-- What is expected --
Copy the data exactly as it appears, and do not include any pictures.
— Start of Provided data —
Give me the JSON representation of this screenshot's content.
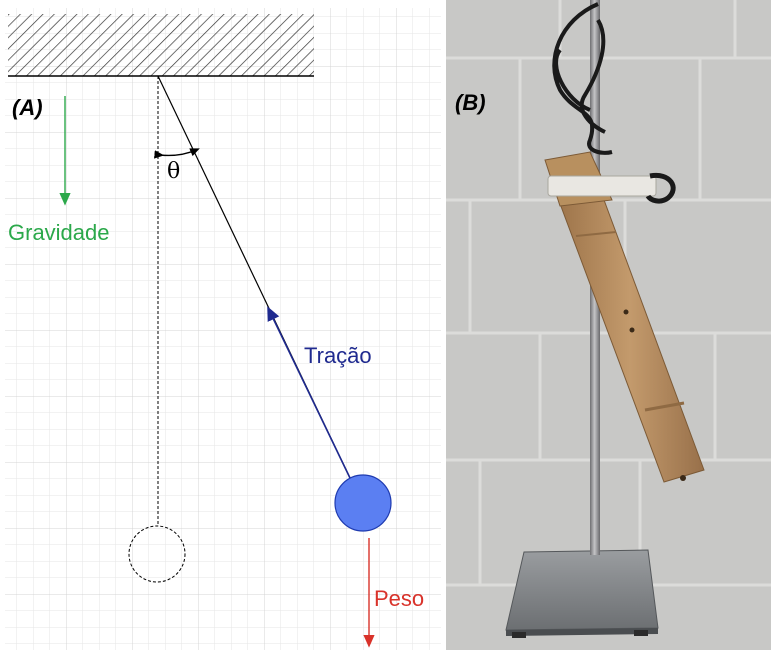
{
  "panels": {
    "a_label": "(A)",
    "b_label": "(B)"
  },
  "diagram": {
    "gravity_label": "Gravidade",
    "tension_label": "Tração",
    "weight_label": "Peso",
    "angle_label": "θ",
    "colors": {
      "gravity": "#2ba84a",
      "tension": "#1f2a8f",
      "weight": "#d9322a",
      "bob_fill": "#5b7ff2",
      "bob_stroke": "#1f3bb0",
      "grid": "#dedede",
      "ceiling_hatch": "#333333"
    }
  },
  "photo": {
    "description_icon": "pendulum-apparatus-photo",
    "colors": {
      "wall": "#c9c9c7",
      "mortar": "#dadad8",
      "rod": "#8e8e90",
      "tube": "#b58a5c",
      "tube_shadow": "#8f6a43",
      "base": "#7d8083",
      "cable": "#1a1a1a"
    }
  }
}
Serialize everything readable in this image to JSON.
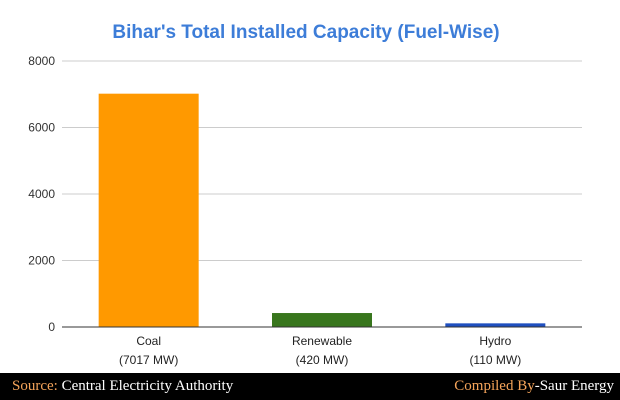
{
  "chart_data": {
    "type": "bar",
    "title": "Bihar's Total Installed Capacity (Fuel-Wise)",
    "categories": [
      "Coal",
      "Renewable",
      "Hydro"
    ],
    "category_values": [
      "(7017 MW)",
      "(420 MW)",
      "(110 MW)"
    ],
    "values": [
      7017,
      420,
      110
    ],
    "bar_colors": [
      "#ff9900",
      "#38761d",
      "#1f4fbf"
    ],
    "ylim": [
      0,
      8000
    ],
    "yticks": [
      0,
      2000,
      4000,
      6000,
      8000
    ],
    "xlabel": "",
    "ylabel": "",
    "grid": true,
    "legend": "none"
  },
  "footer": {
    "source_label": "Source:",
    "source_text": " Central Electricity Authority",
    "compiled_label": "Compiled By",
    "compiled_text": "-Saur Energy",
    "accent_color": "#f5a45a"
  }
}
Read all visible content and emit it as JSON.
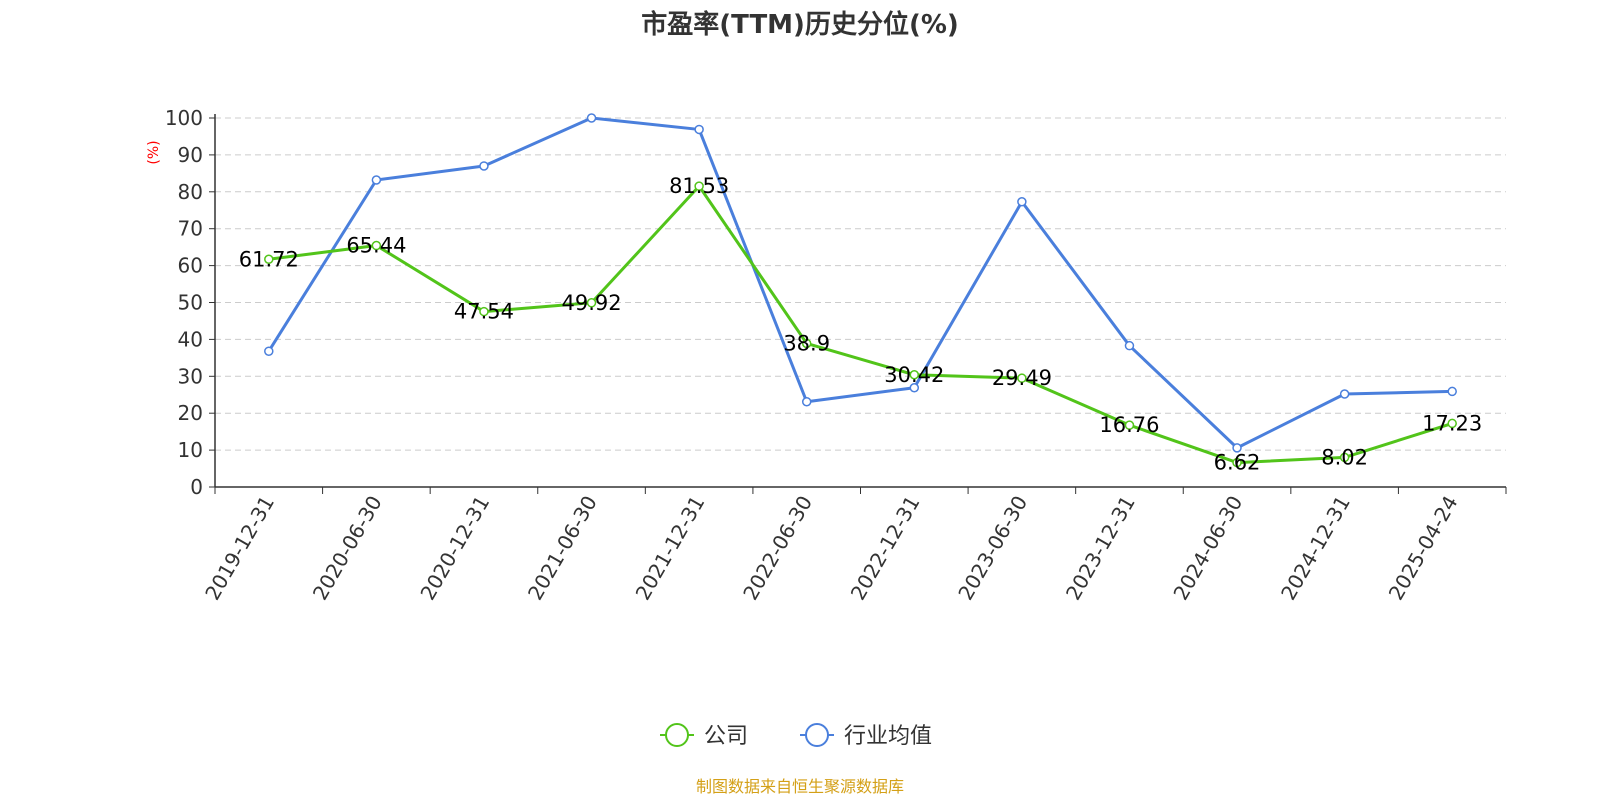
{
  "chart_data": {
    "type": "line",
    "title": "市盈率(TTM)历史分位(%)",
    "ylabel": "(%)",
    "ylim": [
      0,
      100
    ],
    "yticks": [
      0,
      10,
      20,
      30,
      40,
      50,
      60,
      70,
      80,
      90,
      100
    ],
    "grid": true,
    "legend_position": "bottom-center",
    "categories": [
      "2019-12-31",
      "2020-06-30",
      "2020-12-31",
      "2021-06-30",
      "2021-12-31",
      "2022-06-30",
      "2022-12-31",
      "2023-06-30",
      "2023-12-31",
      "2024-06-30",
      "2024-12-31",
      "2025-04-24"
    ],
    "series": [
      {
        "name": "公司",
        "color": "#52c41a",
        "values": [
          61.72,
          65.44,
          47.54,
          49.92,
          81.53,
          38.9,
          30.42,
          29.49,
          16.76,
          6.62,
          8.02,
          17.23
        ],
        "labels": [
          "61.72",
          "65.44",
          "47.54",
          "49.92",
          "81.53",
          "38.9",
          "30.42",
          "29.49",
          "16.76",
          "6.62",
          "8.02",
          "17.23"
        ]
      },
      {
        "name": "行业均值",
        "color": "#4a7fdc",
        "values": [
          36.8,
          83.2,
          87.0,
          100.0,
          96.9,
          23.1,
          26.9,
          77.3,
          38.3,
          10.6,
          25.2,
          25.9
        ]
      }
    ],
    "source_text": "制图数据来自恒生聚源数据库",
    "label_color": "#ff0000",
    "source_color": "#d4a017"
  }
}
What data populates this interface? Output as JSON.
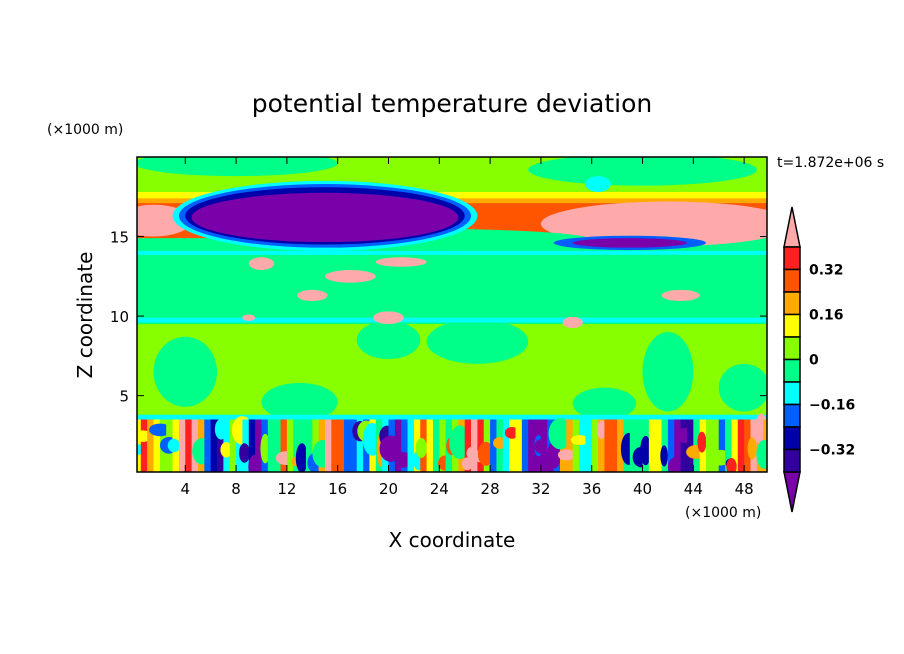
— End of Provided data —
-- Completed task --
Give me the JSON representation of this screenshot's content.
{
  "panels": {
    "a_label": "(A)",
    "b_label": "(B)"
  },
  "diagram": {
    "gravity_label": "Gravidade",
    "tension_label": "Tração",
    "weight_label": "Peso",
    "angle_label": "θ",
    "colors": {
      "gravity": "#2ba84a",
      "tension": "#1f2a8f",
      "weight": "#d9322a",
      "bob_fill": "#5b7ff2",
      "bob_stroke": "#1f3bb0",
      "grid": "#dedede",
      "ceiling_hatch": "#333333"
    }
  },
  "photo": {
    "description_icon": "pendulum-apparatus-photo",
    "colors": {
      "wall": "#c9c9c7",
      "mortar": "#dadad8",
      "rod": "#8e8e90",
      "tube": "#b58a5c",
      "tube_shadow": "#8f6a43",
      "base": "#7d8083",
      "cable": "#1a1a1a"
    }
  }
}
Serialize everything readable in this image to JSON.
{
  "chart_data": {
    "type": "bar",
    "title": "Bihar's Total Installed Capacity (Fuel-Wise)",
    "categories": [
      "Coal",
      "Renewable",
      "Hydro"
    ],
    "category_values": [
      "(7017 MW)",
      "(420 MW)",
      "(110 MW)"
    ],
    "values": [
      7017,
      420,
      110
    ],
    "bar_colors": [
      "#ff9900",
      "#38761d",
      "#1f4fbf"
    ],
    "ylim": [
      0,
      8000
    ],
    "yticks": [
      0,
      2000,
      4000,
      6000,
      8000
    ],
    "xlabel": "",
    "ylabel": "",
    "grid": true,
    "legend": "none"
  },
  "footer": {
    "source_label": "Source:",
    "source_text": " Central Electricity Authority",
    "compiled_label": "Compiled By",
    "compiled_text": "-Saur Energy",
    "accent_color": "#f5a45a"
  }
}
Read all visible content and emit it as JSON.
{
  "chart_data": {
    "type": "line",
    "title": "市盈率(TTM)历史分位(%)",
    "ylabel": "(%)",
    "ylim": [
      0,
      100
    ],
    "yticks": [
      0,
      10,
      20,
      30,
      40,
      50,
      60,
      70,
      80,
      90,
      100
    ],
    "grid": true,
    "legend_position": "bottom-center",
    "categories": [
      "2019-12-31",
      "2020-06-30",
      "2020-12-31",
      "2021-06-30",
      "2021-12-31",
      "2022-06-30",
      "2022-12-31",
      "2023-06-30",
      "2023-12-31",
      "2024-06-30",
      "2024-12-31",
      "2025-04-24"
    ],
    "series": [
      {
        "name": "公司",
        "color": "#52c41a",
        "values": [
          61.72,
          65.44,
          47.54,
          49.92,
          81.53,
          38.9,
          30.42,
          29.49,
          16.76,
          6.62,
          8.02,
          17.23
        ],
        "labels": [
          "61.72",
          "65.44",
          "47.54",
          "49.92",
          "81.53",
          "38.9",
          "30.42",
          "29.49",
          "16.76",
          "6.62",
          "8.02",
          "17.23"
        ]
      },
      {
        "name": "行业均值",
        "color": "#4a7fdc",
        "values": [
          36.8,
          83.2,
          87.0,
          100.0,
          96.9,
          23.1,
          26.9,
          77.3,
          38.3,
          10.6,
          25.2,
          25.9
        ]
      }
    ],
    "source_text": "制图数据来自恒生聚源数据库",
    "label_color": "#ff0000",
    "source_color": "#d4a017"
  }
}
What data populates this interface? Output as JSON.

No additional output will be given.